Only the number is wanted: how many lines in the data contain "provozovat"?
━━━━━━━━━━
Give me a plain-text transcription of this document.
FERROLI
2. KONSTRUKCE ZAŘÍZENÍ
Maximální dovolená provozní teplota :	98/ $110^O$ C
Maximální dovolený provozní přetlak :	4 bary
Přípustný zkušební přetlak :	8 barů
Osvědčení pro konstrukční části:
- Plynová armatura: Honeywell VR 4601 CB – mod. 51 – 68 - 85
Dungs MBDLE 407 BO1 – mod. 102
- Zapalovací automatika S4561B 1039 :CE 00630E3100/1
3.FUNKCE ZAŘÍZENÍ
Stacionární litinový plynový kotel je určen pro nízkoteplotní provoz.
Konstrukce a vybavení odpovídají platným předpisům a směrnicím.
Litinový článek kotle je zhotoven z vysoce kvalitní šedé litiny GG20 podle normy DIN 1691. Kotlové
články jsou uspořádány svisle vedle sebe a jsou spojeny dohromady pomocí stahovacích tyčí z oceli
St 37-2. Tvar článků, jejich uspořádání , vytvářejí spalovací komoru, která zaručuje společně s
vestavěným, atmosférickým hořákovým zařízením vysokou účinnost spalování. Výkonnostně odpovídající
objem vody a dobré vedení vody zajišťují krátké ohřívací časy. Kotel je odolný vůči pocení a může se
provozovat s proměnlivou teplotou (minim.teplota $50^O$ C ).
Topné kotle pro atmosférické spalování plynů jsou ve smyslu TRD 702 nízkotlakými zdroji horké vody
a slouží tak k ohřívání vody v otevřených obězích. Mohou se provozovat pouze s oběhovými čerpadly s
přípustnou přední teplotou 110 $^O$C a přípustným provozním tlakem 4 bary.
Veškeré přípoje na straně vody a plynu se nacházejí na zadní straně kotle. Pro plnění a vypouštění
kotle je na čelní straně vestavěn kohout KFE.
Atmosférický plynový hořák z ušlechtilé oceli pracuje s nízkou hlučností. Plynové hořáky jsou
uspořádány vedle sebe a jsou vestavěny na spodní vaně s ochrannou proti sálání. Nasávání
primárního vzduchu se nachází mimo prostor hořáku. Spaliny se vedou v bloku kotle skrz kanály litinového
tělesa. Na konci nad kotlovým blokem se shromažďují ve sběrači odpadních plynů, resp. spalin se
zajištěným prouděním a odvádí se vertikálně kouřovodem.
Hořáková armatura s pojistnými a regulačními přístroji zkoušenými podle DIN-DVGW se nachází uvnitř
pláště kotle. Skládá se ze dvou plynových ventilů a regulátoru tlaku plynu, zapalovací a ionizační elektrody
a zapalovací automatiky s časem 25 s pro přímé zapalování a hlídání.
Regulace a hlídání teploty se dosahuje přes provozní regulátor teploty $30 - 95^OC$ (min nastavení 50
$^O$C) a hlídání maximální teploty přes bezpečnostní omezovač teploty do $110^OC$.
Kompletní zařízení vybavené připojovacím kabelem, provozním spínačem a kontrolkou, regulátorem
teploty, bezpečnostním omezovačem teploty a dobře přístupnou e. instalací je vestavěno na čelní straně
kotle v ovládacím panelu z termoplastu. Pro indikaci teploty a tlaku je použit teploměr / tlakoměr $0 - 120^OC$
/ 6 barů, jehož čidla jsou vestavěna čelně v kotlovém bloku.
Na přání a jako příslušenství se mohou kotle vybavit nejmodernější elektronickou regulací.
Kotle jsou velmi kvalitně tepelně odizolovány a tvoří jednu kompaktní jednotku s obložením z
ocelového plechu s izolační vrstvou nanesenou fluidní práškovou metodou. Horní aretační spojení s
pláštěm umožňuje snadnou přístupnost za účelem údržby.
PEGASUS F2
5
━━━━━━━━━━
**Expected answer:** 2